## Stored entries
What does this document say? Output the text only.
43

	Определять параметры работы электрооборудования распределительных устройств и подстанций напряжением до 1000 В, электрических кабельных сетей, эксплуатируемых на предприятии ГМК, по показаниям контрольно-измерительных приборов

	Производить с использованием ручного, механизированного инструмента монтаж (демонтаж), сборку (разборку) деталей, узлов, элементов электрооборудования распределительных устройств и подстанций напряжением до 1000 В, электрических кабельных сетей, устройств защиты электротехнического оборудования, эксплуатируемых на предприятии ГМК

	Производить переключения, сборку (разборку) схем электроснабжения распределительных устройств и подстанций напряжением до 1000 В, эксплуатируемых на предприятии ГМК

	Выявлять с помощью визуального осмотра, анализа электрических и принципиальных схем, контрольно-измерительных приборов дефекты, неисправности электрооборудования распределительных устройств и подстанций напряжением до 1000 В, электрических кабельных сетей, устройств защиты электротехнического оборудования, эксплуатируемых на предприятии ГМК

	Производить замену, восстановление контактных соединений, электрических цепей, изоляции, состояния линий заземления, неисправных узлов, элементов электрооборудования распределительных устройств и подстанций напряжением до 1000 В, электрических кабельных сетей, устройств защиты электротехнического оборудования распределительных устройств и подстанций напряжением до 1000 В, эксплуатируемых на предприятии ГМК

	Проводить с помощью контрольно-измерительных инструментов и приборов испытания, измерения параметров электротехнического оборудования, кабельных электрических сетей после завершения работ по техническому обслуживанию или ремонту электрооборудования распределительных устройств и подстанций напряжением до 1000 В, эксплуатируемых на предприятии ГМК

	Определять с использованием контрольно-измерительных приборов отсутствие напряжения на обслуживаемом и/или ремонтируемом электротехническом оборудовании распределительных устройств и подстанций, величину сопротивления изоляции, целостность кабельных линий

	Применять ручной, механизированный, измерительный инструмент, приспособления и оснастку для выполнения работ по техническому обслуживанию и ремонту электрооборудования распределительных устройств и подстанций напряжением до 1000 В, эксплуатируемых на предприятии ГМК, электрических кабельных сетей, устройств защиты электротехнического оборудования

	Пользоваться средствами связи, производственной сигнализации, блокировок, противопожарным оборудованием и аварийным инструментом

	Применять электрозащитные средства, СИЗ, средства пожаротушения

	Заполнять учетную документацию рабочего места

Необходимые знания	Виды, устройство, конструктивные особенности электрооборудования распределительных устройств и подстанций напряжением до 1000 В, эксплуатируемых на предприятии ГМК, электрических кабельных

## The task
Copy out all lines above that include the string "элементов".

## Result
	Производить с использованием ручного, механизированного инструмента монтаж (демонтаж), сборку (разборку) деталей, узлов, элементов электрооборудования распределительных устройств и подстанций напряжением до 1000 В, электрических кабельных сетей, устройств защиты электротехнического оборудования, эксплуатируемых на предприятии ГМК
	Производить замену, восстановление контактных соединений, электрических цепей, изоляции, состояния линий заземления, неисправных узлов, элементов электрооборудования распределительных устройств и подстанций напряжением до 1000 В, электрических кабельных сетей, устройств защиты электротехнического оборудования распределительных устройств и подстанций напряжением до 1000 В, эксплуатируемых на предприятии ГМК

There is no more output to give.